# OBJECTIVE
Records follow. Pull out every line that contains "юридического".

# INFORMATION PROVIDED

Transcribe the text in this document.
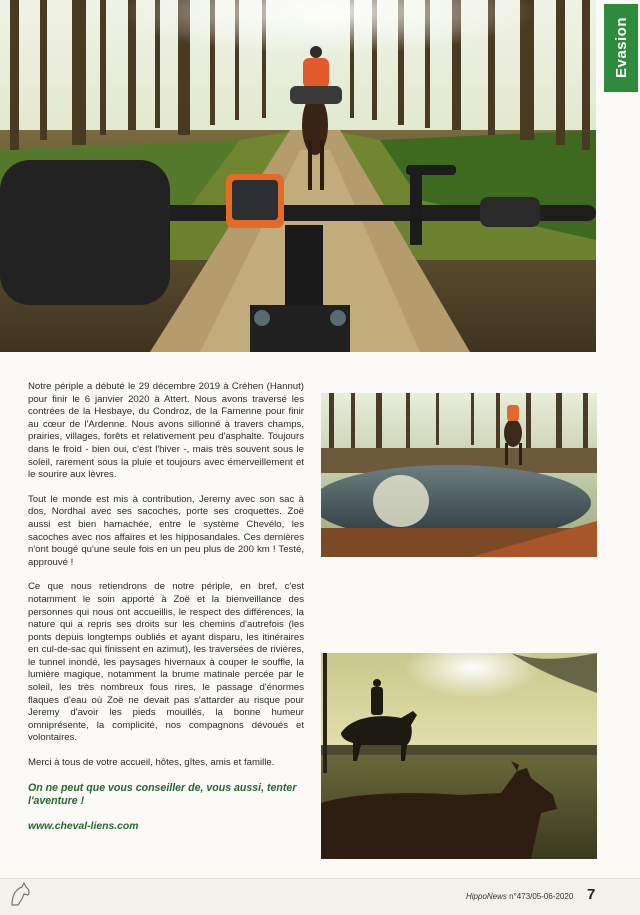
Evasion

Notre périple a débuté le 29 décembre 2019 à Créhen (Hannut) pour finir le 6 janvier 2020 à Attert. Nous avons traversé les contrées de la Hesbaye, du Condroz, de la Famenne pour finir au cœur de l'Ardenne. Nous avons sillonné à travers champs, prairies, villages, forêts et relativement peu d'asphalte. Toujours dans le froid - bien oui, c'est l'hiver -, mais très souvent sous le soleil, rarement sous la pluie et toujours avec émerveillement et le sourire aux lèvres.

Tout le monde est mis à contribution, Jeremy avec son sac à dos, Nordhal avec ses sacoches, porte ses croquettes. Zoë aussi est bien harnachée, entre le système Chevélo, les sacoches avec nos affaires et les hipposandales. Ces dernières n'ont bougé qu'une seule fois en un peu plus de 200 km ! Testé, approuvé !

Ce que nous retiendrons de notre périple, en bref, c'est notamment le soin apporté à Zoë et la bienveillance des personnes qui nous ont accueillis, le respect des différences, la nature qui a repris ses droits sur les chemins d'autrefois (les ponts depuis longtemps oubliés et ayant disparu, les itinéraires en cul-de-sac qui finissent en azimut), les traversées de rivières, le tunnel inondé, les paysages hivernaux à couper le souffle, la lumière magique, notamment la brume matinale percée par le soleil, les très nombreux fous rires, le passage d'énormes flaques d'eau où Zoë ne devait pas s'attarder au risque pour Jeremy d'avoir les pieds mouillés, la bonne humeur omniprésente, la complicité, nos compagnons dévoués et volontaires.

Merci à tous de votre accueil, hôtes, gîtes, amis et famille.

On ne peut que vous conseiller de, vous aussi, tenter l'aventure !

www.cheval-liens.com
HippoNews n°473/05-06-2020 7
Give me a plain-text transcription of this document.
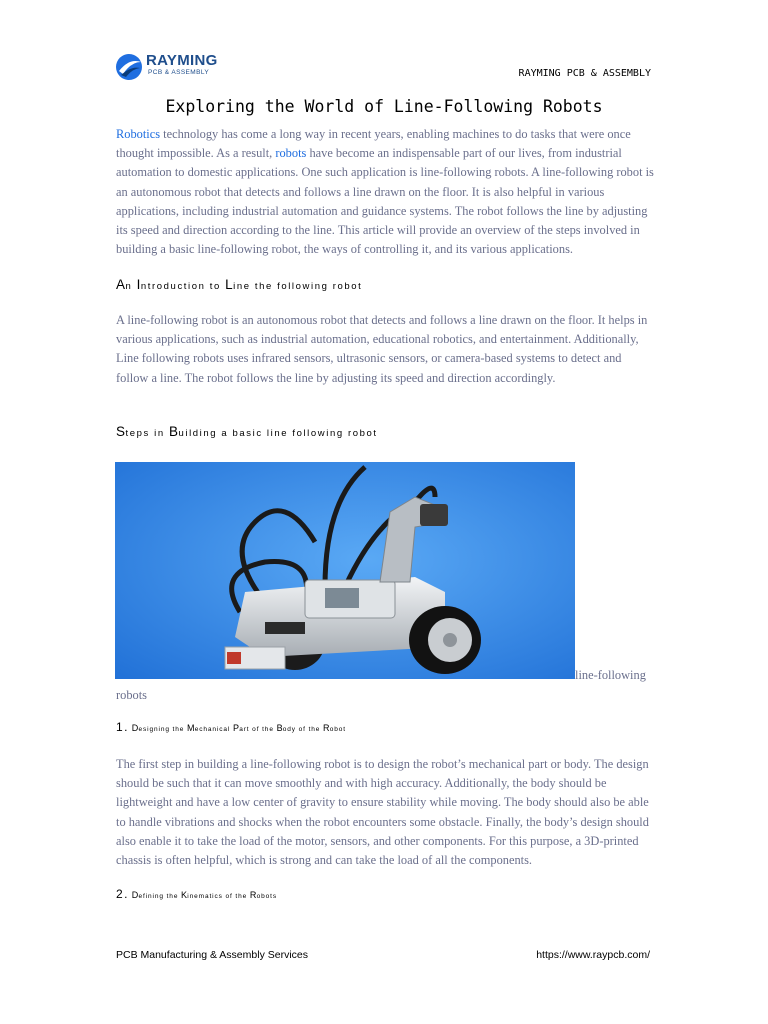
RAYMING
PCB & ASSEMBLY	RAYMING PCB & ASSEMBLY
Exploring the World of Line-Following Robots

Robotics technology has come a long way in recent years, enabling machines to do tasks that were once thought impossible. As a result, robots have become an indispensable part of our lives, from industrial automation to domestic applications. One such application is line-following robots. A line-following robot is an autonomous robot that detects and follows a line drawn on the floor. It is also helpful in various applications, including industrial automation and guidance systems. The robot follows the line by adjusting its speed and direction according to the line. This article will provide an overview of the steps involved in building a basic line-following robot, the ways of controlling it, and its various applications.

An Introduction to Line the following robot

A line-following robot is an autonomous robot that detects and follows a line drawn on the floor. It helps in various applications, such as industrial automation, educational robotics, and entertainment. Additionally, Line following robots uses infrared sensors, ultrasonic sensors, or camera-based systems to detect and follow a line. The robot follows the line by adjusting its speed and direction accordingly.

Steps in Building a basic line following robot
line-following
robots
1. Designing the Mechanical Part of the Body of the Robot

The first step in building a line-following robot is to design the robot’s mechanical part or body. The design should be such that it can move smoothly and with high accuracy. Additionally, the body should be lightweight and have a low center of gravity to ensure stability while moving. The body should also be able to handle vibrations and shocks when the robot encounters some obstacle. Finally, the body’s design should also enable it to take the load of the motor, sensors, and other components. For this purpose, a 3D-printed chassis is often helpful, which is strong and can take the load of all the components.

2. Defining the Kinematics of the Robots
PCB Manufacturing & Assembly Services	https://www.raypcb.com/
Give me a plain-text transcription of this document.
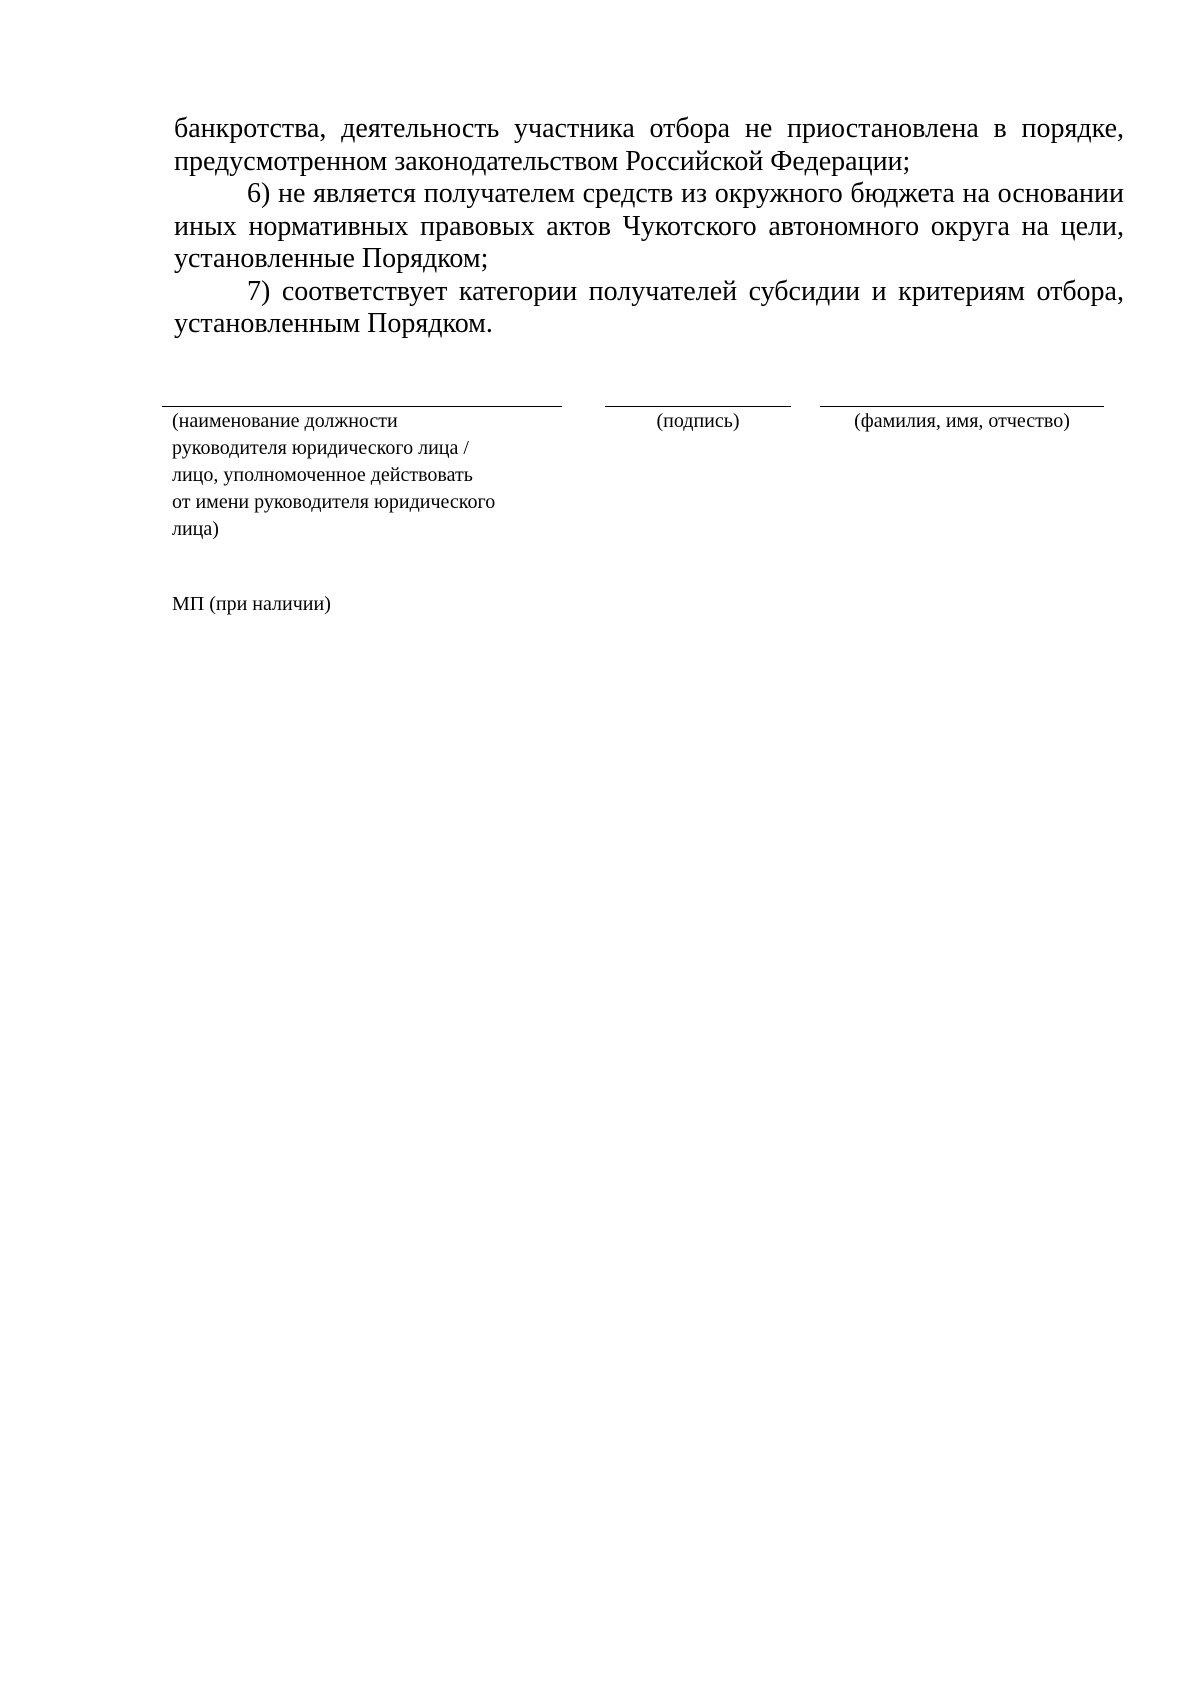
банкротства, деятельность участника отбора не приостановлена в порядке, предусмотренном законодательством Российской Федерации;

6) не является получателем средств из окружного бюджета на основании иных нормативных правовых актов Чукотского автономного округа на цели, установленные Порядком;

7) соответствует категории получателей субсидии и критериям отбора, установленным Порядком.

(наименование должности
руководителя юридического лица /
лицо, уполномоченное действовать
от имени руководителя юридического
лица)

(подпись)	(фамилия, имя, отчество)

МП (при наличии)
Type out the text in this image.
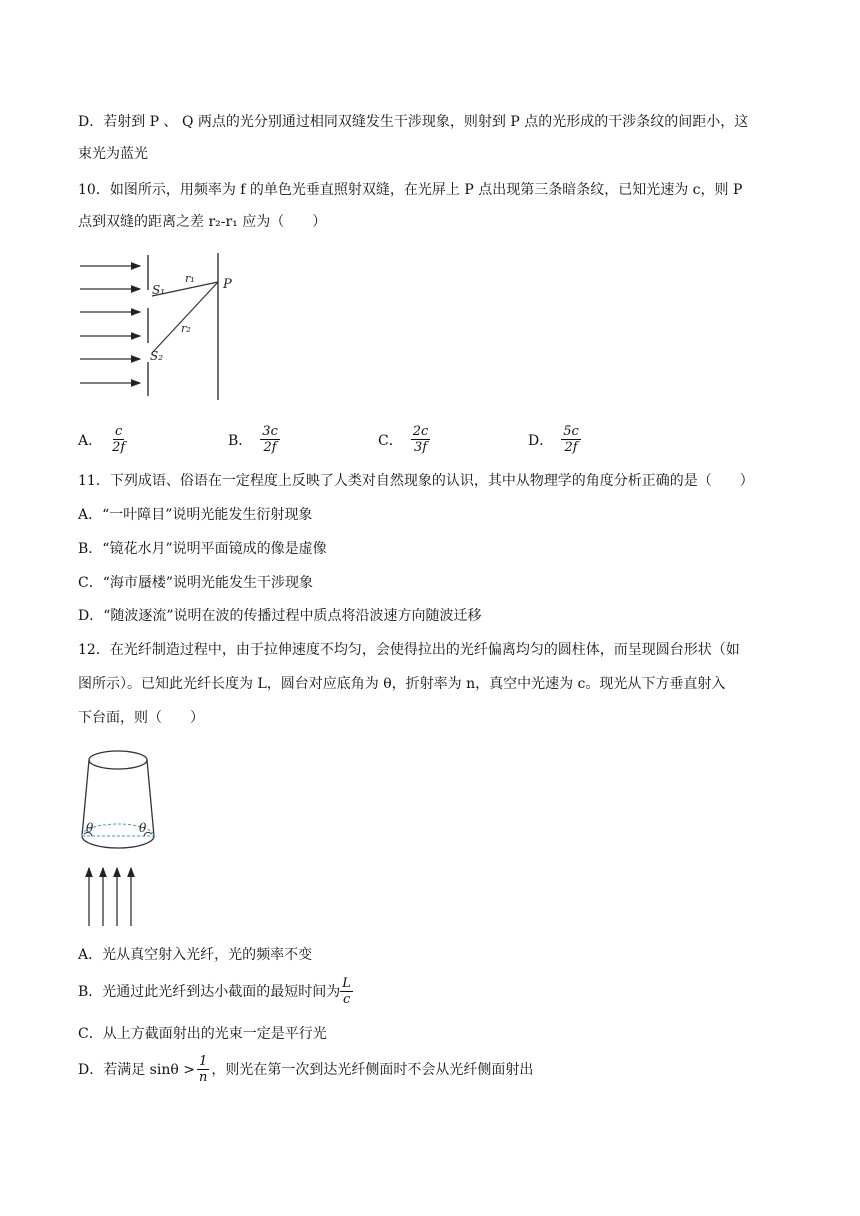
D．若射到 P 、 Q 两点的光分别通过相同双缝发生干涉现象，则射到 P 点的光形成的干涉条纹的间距小，这
束光为蓝光
10．如图所示，用频率为 f 的单色光垂直照射双缝，在光屏上 P 点出现第三条暗条纹，已知光速为 c，则 P
点到双缝的距离之差 r₂-r₁ 应为（　　）
S₁
S₂
r₁
r₂
P
A． $\frac{c}{2f}$	B． $\frac{3c}{2f}$	C． $\frac{2c}{3f}$	D． $\frac{5c}{2f}$
11．下列成语、俗语在一定程度上反映了人类对自然现象的认识，其中从物理学的角度分析正确的是（　　）
A．“一叶障目”说明光能发生衍射现象
B．“镜花水月”说明平面镜成的像是虚像
C．“海市蜃楼”说明光能发生干涉现象
D．“随波逐流”说明在波的传播过程中质点将沿波速方向随波迁移
12．在光纤制造过程中，由于拉伸速度不均匀，会使得拉出的光纤偏离均匀的圆柱体，而呈现圆台形状（如
图所示）。已知此光纤长度为 L，圆台对应底角为 θ，折射率为 n，真空中光速为 c。现光从下方垂直射入
下台面，则（　　）
θ	θ
A．光从真空射入光纤，光的频率不变
B．光通过此光纤到达小截面的最短时间为 $\frac{L}{c}$
C．从上方截面射出的光束一定是平行光
D．若满足 $\sin\theta > \frac{1}{n}$ ，则光在第一次到达光纤侧面时不会从光纤侧面射出
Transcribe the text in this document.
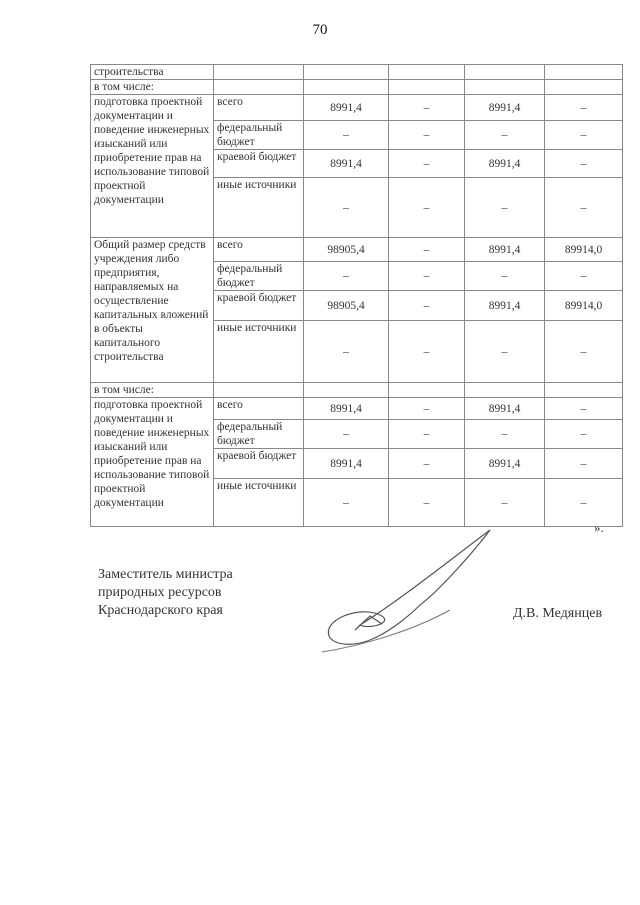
70
строительства					
в том числе:					
подготовка проектной документации и поведение инженерных изысканий или приобретение прав на использование типовой проектной документации	всего	8991,4	–	8991,4	–
	федеральный бюджет	–	–	–	–
	краевой бюджет	8991,4	–	8991,4	–
	иные источники	–	–	–	–
Общий размер средств учреждения либо предприятия, направляемых на осуществление капитальных вложений в объекты капитального строительства	всего	98905,4	–	8991,4	89914,0
	федеральный бюджет	–	–	–	–
	краевой бюджет	98905,4	–	8991,4	89914,0
	иные источники	–	–	–	–
в том числе:					
подготовка проектной документации и поведение инженерных изысканий или приобретение прав на использование типовой проектной документации	всего	8991,4	–	8991,4	–
	федеральный бюджет	–	–	–	–
	краевой бюджет	8991,4	–	8991,4	–
	иные источники	–	–	–	–
».
Заместитель министра
природных ресурсов
Краснодарского края	Д.В. Медянцев
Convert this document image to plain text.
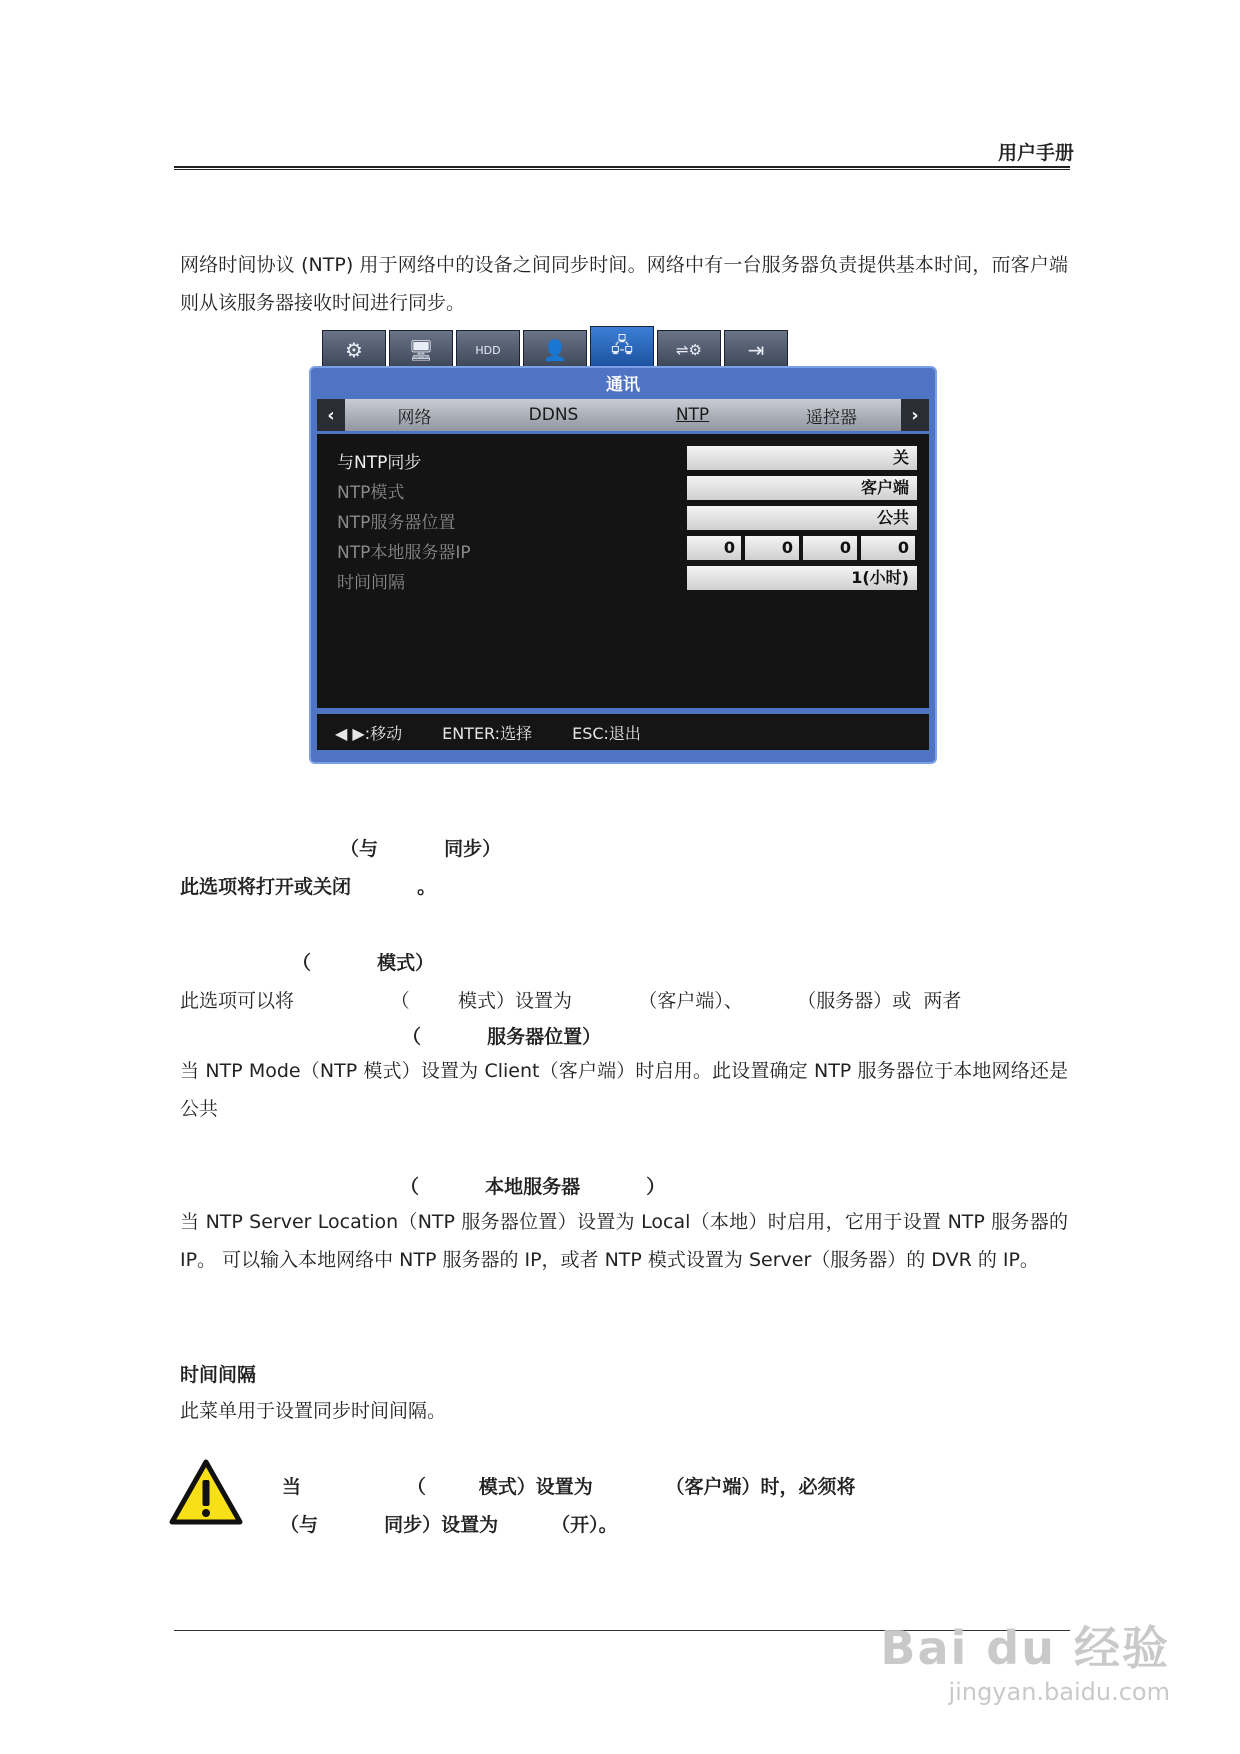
用户手册
网络时间协议 (NTP) 用于网络中的设备之间同步时间。网络中有一台服务器负责提供基本时间，而客户端则从该服务器接收时间进行同步。
⚙	🖥	HDD	👤	🖧	⇌⚙	⇥
通讯
‹	网络	DDNS	NTP	遥控器	›
与NTP同步	关
NTP模式	客户端
NTP服务器位置	公共
NTP本地服务器IP	0	0	0	0
时间间隔	1(小时)
◀ ▶:移动	ENTER:选择	ESC:退出
（与          同步）
此选项将打开或关闭          。
（          模式）
此选项可以将                （        模式）设置为           （客户端）、         （服务器）或  两者
（          服务器位置）
当 NTP Mode（NTP 模式）设置为 Client（客户端）时启用。此设置确定 NTP 服务器位于本地网络还是 公共
（          本地服务器          ）
当 NTP Server Location（NTP 服务器位置）设置为 Local（本地）时启用，它用于设置 NTP 服务器的 IP。 可以输入本地网络中 NTP 服务器的 IP，或者 NTP 模式设置为 Server（服务器）的 DVR 的 IP。
时间间隔
此菜单用于设置同步时间间隔。
当                （        模式）设置为           （客户端）时，必须将
（与          同步）设置为        （开）。
Bai du 经验
jingyan.baidu.com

# OUTPUT FOR THIS TASK
руководителя юридического лица /
от имени руководителя юридического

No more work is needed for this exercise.